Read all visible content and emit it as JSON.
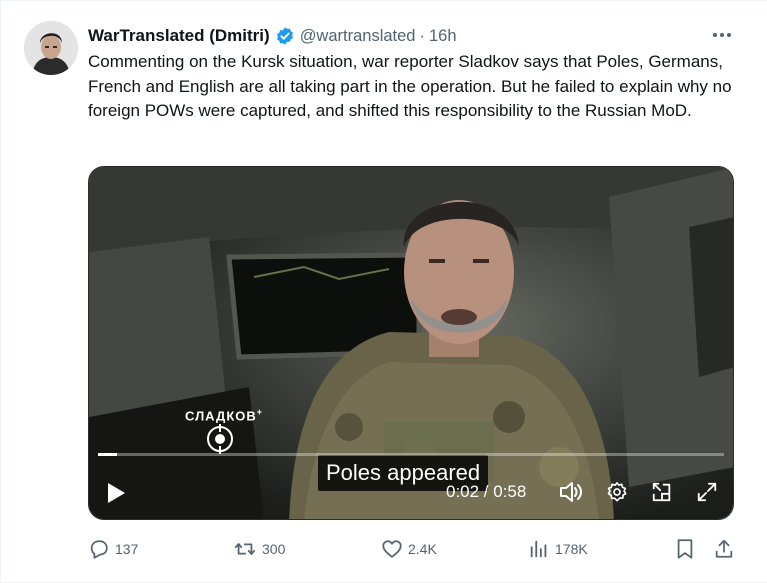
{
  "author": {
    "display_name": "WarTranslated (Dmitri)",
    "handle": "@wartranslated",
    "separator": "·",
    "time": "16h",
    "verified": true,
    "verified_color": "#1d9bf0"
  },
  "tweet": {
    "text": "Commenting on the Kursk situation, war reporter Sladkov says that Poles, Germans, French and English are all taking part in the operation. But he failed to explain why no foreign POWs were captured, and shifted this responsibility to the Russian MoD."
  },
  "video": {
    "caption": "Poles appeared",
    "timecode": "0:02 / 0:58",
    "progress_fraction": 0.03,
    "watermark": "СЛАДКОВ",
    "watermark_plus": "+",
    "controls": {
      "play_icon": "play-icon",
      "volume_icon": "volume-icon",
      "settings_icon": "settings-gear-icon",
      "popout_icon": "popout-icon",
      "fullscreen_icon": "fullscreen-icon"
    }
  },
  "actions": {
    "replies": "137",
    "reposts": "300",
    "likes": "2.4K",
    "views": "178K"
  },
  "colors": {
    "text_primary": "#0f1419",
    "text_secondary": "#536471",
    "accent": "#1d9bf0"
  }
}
.....
■ Task prompt:
Strip out the images, then output the records above word for word.

■ Completed task:
Read all visible content and emit it as JSON.
{
  "author": {
    "display_name": "WarTranslated (Dmitri)",
    "handle": "@wartranslated",
    "separator": "·",
    "time": "16h",
    "verified": true,
    "verified_color": "#1d9bf0"
  },
  "tweet": {
    "text": "Commenting on the Kursk situation, war reporter Sladkov says that Poles, Germans, French and English are all taking part in the operation. But he failed to explain why no foreign POWs were captured, and shifted this responsibility to the Russian MoD."
  },
  "video": {
    "caption": "Poles appeared",
    "timecode": "0:02 / 0:58",
    "progress_fraction": 0.03,
    "watermark": "СЛАДКОВ",
    "watermark_plus": "+",
    "controls": {
      "play_icon": "play-icon",
      "volume_icon": "volume-icon",
      "settings_icon": "settings-gear-icon",
      "popout_icon": "popout-icon",
      "fullscreen_icon": "fullscreen-icon"
    }
  },
  "actions": {
    "replies": "137",
    "reposts": "300",
    "likes": "2.4K",
    "views": "178K"
  },
  "colors": {
    "text_primary": "#0f1419",
    "text_secondary": "#536471",
    "accent": "#1d9bf0"
  }
}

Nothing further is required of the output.